■ Exercise description
Repeat the listing below in full, exactly as it stands.

○ ○ ○

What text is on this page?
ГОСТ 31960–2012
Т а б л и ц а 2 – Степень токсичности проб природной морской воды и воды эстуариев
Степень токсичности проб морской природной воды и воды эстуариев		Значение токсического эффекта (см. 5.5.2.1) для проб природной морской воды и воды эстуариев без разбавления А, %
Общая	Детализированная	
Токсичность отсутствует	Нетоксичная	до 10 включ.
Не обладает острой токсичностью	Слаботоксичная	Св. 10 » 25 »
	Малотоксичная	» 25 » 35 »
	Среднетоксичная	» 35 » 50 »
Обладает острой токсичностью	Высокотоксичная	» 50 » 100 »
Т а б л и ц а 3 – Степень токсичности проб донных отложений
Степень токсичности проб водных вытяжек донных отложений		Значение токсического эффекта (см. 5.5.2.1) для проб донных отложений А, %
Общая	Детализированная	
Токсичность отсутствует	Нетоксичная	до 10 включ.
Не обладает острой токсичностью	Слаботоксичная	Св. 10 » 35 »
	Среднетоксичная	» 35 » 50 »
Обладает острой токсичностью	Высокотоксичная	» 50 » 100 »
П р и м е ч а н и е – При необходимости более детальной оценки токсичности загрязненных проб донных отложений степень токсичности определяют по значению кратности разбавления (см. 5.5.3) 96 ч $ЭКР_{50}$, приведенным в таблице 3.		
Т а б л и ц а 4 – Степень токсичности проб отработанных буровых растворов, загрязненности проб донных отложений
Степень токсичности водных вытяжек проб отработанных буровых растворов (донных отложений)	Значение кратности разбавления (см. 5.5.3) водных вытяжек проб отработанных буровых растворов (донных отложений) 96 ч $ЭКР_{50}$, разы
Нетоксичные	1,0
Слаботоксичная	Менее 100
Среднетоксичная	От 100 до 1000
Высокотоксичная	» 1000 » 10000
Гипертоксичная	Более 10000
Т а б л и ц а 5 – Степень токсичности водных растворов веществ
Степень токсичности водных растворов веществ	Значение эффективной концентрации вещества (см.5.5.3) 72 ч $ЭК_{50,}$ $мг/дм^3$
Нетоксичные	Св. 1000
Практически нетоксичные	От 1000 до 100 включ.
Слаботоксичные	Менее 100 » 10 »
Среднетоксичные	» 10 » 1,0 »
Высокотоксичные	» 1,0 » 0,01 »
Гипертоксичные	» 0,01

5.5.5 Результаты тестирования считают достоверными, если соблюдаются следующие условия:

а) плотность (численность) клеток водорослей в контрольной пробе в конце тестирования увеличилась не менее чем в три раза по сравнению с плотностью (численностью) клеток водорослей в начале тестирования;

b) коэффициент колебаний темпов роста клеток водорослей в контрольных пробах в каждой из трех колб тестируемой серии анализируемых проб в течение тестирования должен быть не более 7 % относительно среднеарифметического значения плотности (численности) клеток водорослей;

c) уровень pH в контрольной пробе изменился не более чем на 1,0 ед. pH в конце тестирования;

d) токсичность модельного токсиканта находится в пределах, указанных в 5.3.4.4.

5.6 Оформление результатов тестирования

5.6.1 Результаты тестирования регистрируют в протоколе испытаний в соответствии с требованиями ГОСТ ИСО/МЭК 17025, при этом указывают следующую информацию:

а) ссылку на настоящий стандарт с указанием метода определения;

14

○ ○ ○

■ Correct result
What text is on this page?
ГОСТ 31960–2012
Т а б л и ц а 2 – Степень токсичности проб природной морской воды и воды эстуариев
Степень токсичности проб морской природной воды и воды эстуариев		Значение токсического эффекта (см. 5.5.2.1) для проб природной морской воды и воды эстуариев без разбавления А, %
Общая	Детализированная	
Токсичность отсутствует	Нетоксичная	до 10 включ.
Не обладает острой токсичностью	Слаботоксичная	Св. 10 » 25 »
	Малотоксичная	» 25 » 35 »
	Среднетоксичная	» 35 » 50 »
Обладает острой токсичностью	Высокотоксичная	» 50 » 100 »
Т а б л и ц а 3 – Степень токсичности проб донных отложений
Степень токсичности проб водных вытяжек донных отложений		Значение токсического эффекта (см. 5.5.2.1) для проб донных отложений А, %
Общая	Детализированная	
Токсичность отсутствует	Нетоксичная	до 10 включ.
Не обладает острой токсичностью	Слаботоксичная	Св. 10 » 35 »
	Среднетоксичная	» 35 » 50 »
Обладает острой токсичностью	Высокотоксичная	» 50 » 100 »
П р и м е ч а н и е – При необходимости более детальной оценки токсичности загрязненных проб донных отложений степень токсичности определяют по значению кратности разбавления (см. 5.5.3) 96 ч $ЭКР_{50}$, приведенным в таблице 3.		
Т а б л и ц а 4 – Степень токсичности проб отработанных буровых растворов, загрязненности проб донных отложений
Степень токсичности водных вытяжек проб отработанных буровых растворов (донных отложений)	Значение кратности разбавления (см. 5.5.3) водных вытяжек проб отработанных буровых растворов (донных отложений) 96 ч $ЭКР_{50}$, разы
Нетоксичные	1,0
Слаботоксичная	Менее 100
Среднетоксичная	От 100 до 1000
Высокотоксичная	» 1000 » 10000
Гипертоксичная	Более 10000
Т а б л и ц а 5 – Степень токсичности водных растворов веществ
Степень токсичности водных растворов веществ	Значение эффективной концентрации вещества (см.5.5.3) 72 ч $ЭК_{50,}$ $мг/дм^3$
Нетоксичные	Св. 1000
Практически нетоксичные	От 1000 до 100 включ.
Слаботоксичные	Менее 100 » 10 »
Среднетоксичные	» 10 » 1,0 »
Высокотоксичные	» 1,0 » 0,01 »
Гипертоксичные	» 0,01

5.5.5 Результаты тестирования считают достоверными, если соблюдаются следующие условия:

а) плотность (численность) клеток водорослей в контрольной пробе в конце тестирования увеличилась не менее чем в три раза по сравнению с плотностью (численностью) клеток водорослей в начале тестирования;

b) коэффициент колебаний темпов роста клеток водорослей в контрольных пробах в каждой из трех колб тестируемой серии анализируемых проб в течение тестирования должен быть не более 7 % относительно среднеарифметического значения плотности (численности) клеток водорослей;

c) уровень pH в контрольной пробе изменился не более чем на 1,0 ед. pH в конце тестирования;

d) токсичность модельного токсиканта находится в пределах, указанных в 5.3.4.4.

5.6 Оформление результатов тестирования

5.6.1 Результаты тестирования регистрируют в протоколе испытаний в соответствии с требованиями ГОСТ ИСО/МЭК 17025, при этом указывают следующую информацию:

а) ссылку на настоящий стандарт с указанием метода определения;

14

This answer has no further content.